-- Description of the task --
Listed below are entries; give the number of lines among them that include "more", and only that number.

-- Records provided --
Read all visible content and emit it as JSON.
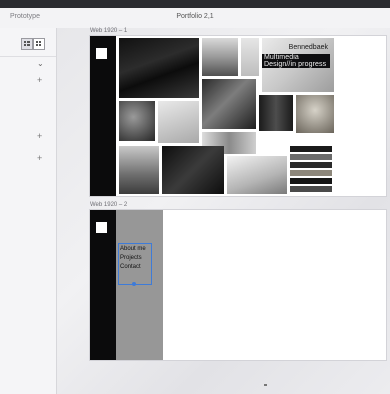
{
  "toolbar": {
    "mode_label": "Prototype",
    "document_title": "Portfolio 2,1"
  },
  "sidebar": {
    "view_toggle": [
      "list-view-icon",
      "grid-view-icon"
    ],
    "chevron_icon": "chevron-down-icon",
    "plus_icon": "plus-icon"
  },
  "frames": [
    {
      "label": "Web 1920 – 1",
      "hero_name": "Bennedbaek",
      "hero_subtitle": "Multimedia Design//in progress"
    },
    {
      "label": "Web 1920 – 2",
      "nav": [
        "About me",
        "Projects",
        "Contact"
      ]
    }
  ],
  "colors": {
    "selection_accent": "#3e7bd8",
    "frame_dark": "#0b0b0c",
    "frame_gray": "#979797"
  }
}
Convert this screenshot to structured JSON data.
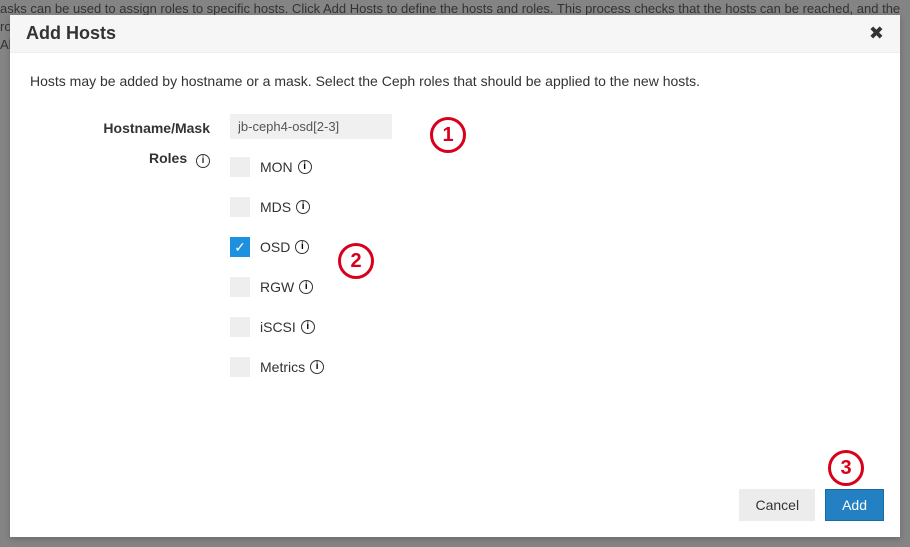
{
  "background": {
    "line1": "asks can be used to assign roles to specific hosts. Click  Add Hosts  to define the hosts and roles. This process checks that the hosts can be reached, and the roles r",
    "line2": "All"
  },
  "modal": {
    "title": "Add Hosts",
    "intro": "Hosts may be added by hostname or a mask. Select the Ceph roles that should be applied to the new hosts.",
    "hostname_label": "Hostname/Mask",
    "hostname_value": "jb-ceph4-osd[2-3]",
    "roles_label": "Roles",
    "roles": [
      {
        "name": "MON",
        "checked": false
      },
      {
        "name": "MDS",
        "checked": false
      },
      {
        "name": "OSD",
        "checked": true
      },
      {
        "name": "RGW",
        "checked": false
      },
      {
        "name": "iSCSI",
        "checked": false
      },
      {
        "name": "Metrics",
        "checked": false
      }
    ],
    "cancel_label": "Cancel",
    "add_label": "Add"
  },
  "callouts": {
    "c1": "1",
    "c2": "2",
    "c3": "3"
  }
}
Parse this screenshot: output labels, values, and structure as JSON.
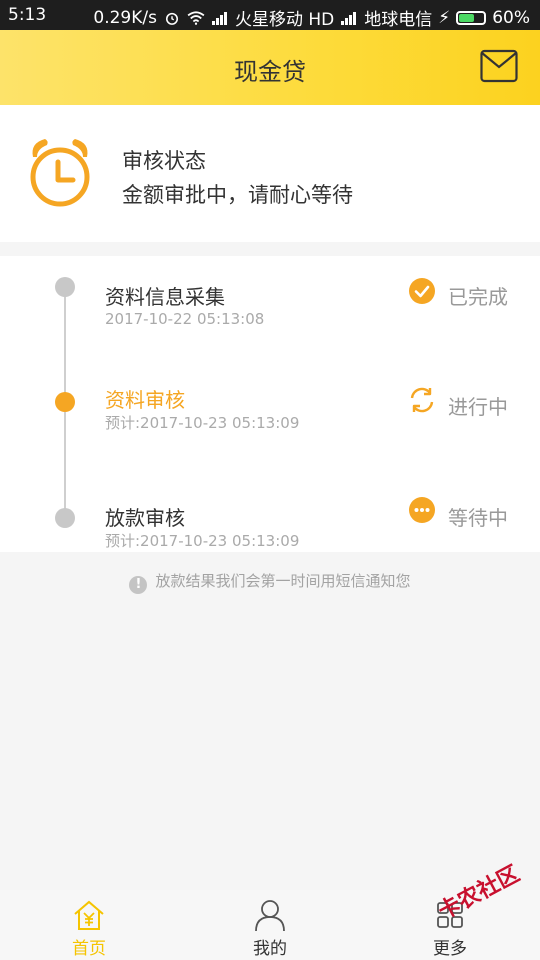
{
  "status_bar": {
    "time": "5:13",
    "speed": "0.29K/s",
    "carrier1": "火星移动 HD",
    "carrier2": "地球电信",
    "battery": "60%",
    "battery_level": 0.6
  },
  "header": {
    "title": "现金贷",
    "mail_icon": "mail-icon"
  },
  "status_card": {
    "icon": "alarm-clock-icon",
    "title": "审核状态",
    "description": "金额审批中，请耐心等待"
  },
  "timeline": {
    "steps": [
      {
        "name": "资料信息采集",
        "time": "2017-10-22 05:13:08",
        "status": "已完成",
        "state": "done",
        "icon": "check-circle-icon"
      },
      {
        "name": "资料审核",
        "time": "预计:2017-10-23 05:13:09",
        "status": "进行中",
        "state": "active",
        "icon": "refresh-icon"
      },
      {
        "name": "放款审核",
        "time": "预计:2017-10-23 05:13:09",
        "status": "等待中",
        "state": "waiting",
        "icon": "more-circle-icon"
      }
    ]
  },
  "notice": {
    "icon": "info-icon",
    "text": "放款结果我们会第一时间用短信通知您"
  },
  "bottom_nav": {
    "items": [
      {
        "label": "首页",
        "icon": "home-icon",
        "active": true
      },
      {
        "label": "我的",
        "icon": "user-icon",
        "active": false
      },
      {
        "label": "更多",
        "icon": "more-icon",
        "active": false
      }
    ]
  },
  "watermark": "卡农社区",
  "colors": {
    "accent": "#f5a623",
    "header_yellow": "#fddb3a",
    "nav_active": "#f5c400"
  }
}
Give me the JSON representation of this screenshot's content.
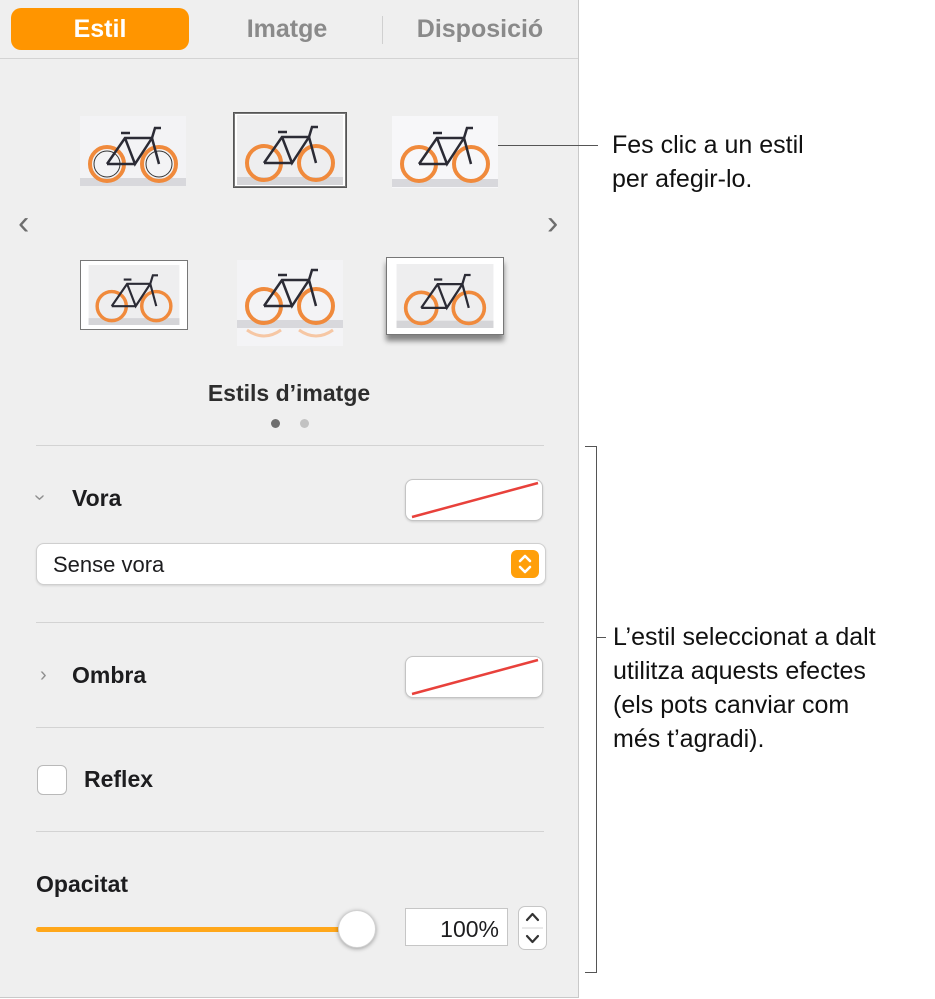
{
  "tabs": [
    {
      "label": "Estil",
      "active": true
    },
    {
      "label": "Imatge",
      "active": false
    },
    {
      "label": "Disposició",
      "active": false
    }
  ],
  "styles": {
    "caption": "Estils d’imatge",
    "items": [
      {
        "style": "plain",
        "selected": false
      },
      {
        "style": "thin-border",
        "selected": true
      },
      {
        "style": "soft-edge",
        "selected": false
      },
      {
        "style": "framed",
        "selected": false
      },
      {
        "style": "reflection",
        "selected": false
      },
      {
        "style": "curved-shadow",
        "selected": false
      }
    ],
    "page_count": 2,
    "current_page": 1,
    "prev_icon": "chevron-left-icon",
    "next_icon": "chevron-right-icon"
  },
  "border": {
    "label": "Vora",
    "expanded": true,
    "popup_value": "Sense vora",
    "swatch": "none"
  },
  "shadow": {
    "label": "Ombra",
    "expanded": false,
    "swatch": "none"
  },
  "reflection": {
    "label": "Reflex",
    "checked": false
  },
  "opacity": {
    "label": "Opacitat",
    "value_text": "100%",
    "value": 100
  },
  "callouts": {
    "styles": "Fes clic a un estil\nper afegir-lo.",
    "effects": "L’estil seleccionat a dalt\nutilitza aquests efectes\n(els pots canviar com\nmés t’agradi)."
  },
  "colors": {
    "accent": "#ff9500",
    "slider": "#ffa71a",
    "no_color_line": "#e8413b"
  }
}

* * *

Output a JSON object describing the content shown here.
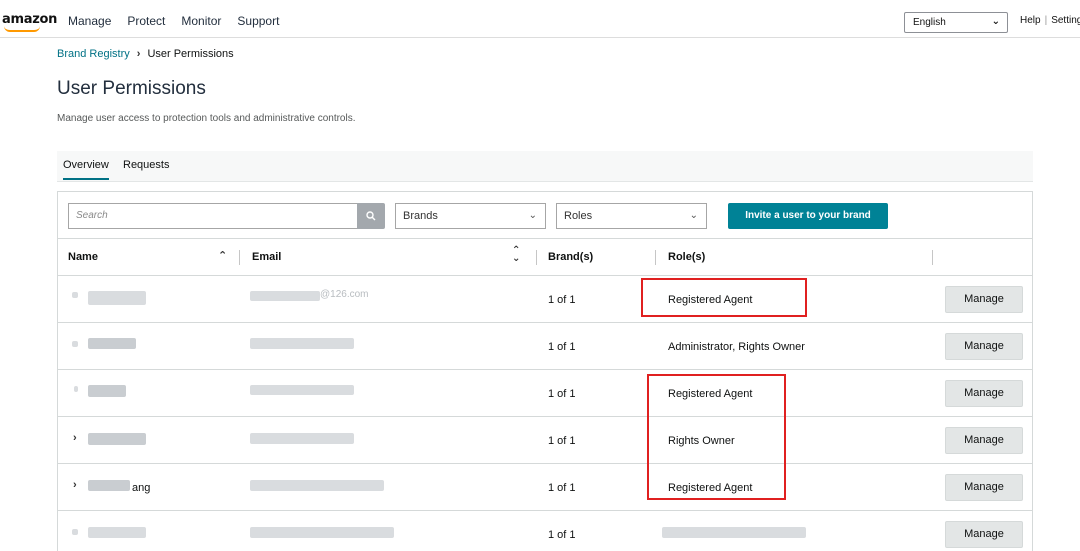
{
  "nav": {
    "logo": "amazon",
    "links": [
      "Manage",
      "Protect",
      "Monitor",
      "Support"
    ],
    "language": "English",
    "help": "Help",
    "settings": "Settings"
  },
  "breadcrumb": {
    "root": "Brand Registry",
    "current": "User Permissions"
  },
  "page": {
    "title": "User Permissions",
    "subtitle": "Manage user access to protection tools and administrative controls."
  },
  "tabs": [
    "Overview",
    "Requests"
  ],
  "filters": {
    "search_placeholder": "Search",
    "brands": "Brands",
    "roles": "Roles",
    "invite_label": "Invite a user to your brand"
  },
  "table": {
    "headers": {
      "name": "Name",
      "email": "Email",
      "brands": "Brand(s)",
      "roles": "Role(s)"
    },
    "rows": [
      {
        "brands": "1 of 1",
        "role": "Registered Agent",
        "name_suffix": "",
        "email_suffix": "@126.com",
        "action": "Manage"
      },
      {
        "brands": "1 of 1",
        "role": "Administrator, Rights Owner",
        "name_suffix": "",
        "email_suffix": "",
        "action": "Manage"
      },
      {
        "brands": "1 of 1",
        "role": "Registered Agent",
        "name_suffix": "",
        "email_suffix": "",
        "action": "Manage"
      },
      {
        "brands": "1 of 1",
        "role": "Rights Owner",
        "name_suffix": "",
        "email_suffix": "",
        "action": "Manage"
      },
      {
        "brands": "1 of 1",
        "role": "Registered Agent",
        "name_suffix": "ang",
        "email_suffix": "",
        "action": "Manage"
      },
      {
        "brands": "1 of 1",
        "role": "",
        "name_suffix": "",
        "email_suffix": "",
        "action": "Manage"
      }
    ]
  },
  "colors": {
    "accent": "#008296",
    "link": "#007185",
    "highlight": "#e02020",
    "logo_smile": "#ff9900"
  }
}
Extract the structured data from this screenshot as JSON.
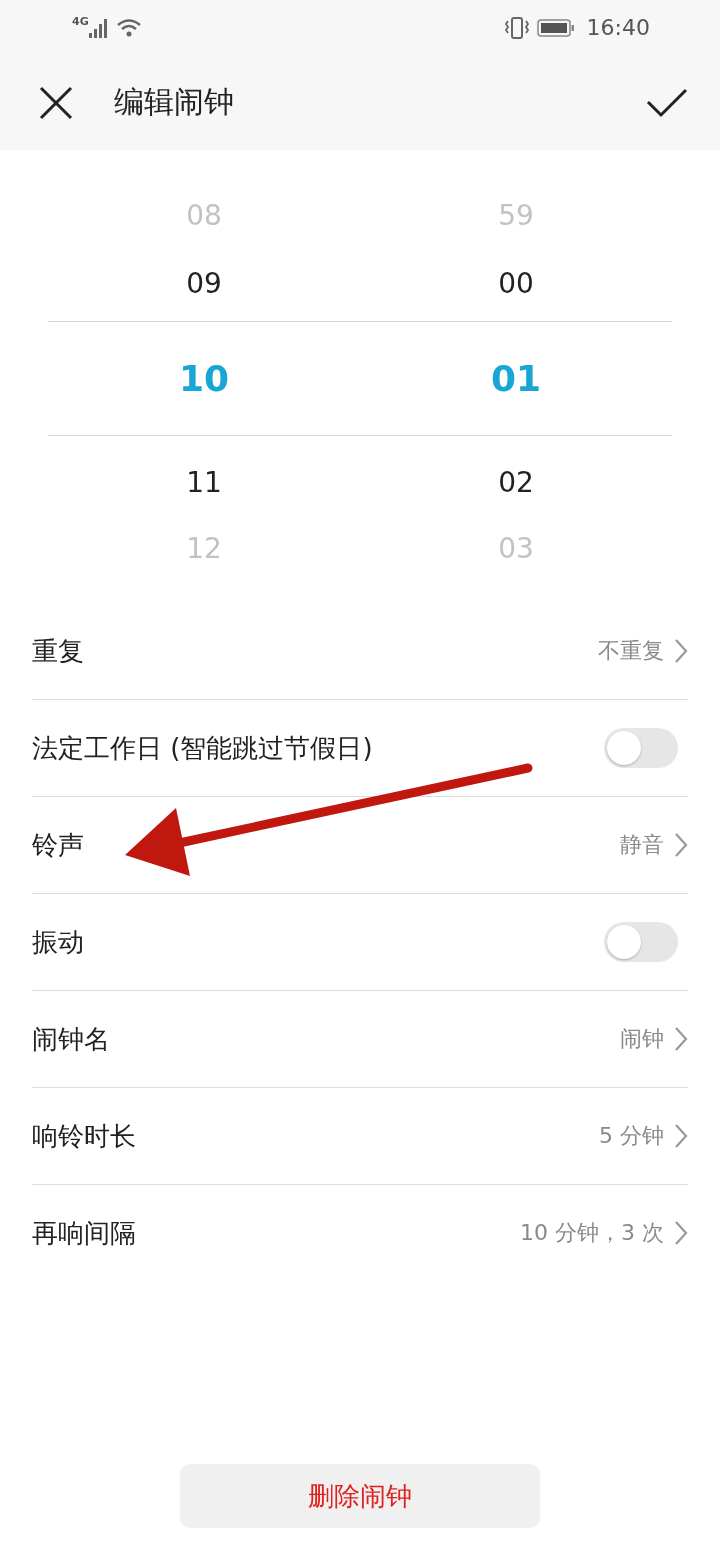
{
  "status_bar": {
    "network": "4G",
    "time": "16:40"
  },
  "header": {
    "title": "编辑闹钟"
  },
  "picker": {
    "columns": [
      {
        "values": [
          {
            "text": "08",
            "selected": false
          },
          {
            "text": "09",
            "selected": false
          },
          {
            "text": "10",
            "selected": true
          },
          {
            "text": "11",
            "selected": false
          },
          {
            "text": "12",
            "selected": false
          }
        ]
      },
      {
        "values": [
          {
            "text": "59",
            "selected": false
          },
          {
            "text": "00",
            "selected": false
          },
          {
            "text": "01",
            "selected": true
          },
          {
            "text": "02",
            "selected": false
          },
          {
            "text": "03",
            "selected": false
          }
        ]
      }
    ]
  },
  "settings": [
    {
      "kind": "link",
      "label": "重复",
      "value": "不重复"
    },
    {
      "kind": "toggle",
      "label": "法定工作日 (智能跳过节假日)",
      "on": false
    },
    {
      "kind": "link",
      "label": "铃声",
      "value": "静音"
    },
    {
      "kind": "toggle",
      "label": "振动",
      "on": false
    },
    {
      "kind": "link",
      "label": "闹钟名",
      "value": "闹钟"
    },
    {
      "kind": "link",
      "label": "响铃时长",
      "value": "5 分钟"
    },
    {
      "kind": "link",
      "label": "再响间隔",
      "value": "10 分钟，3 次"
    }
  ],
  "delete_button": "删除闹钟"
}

-- Solved problem --
2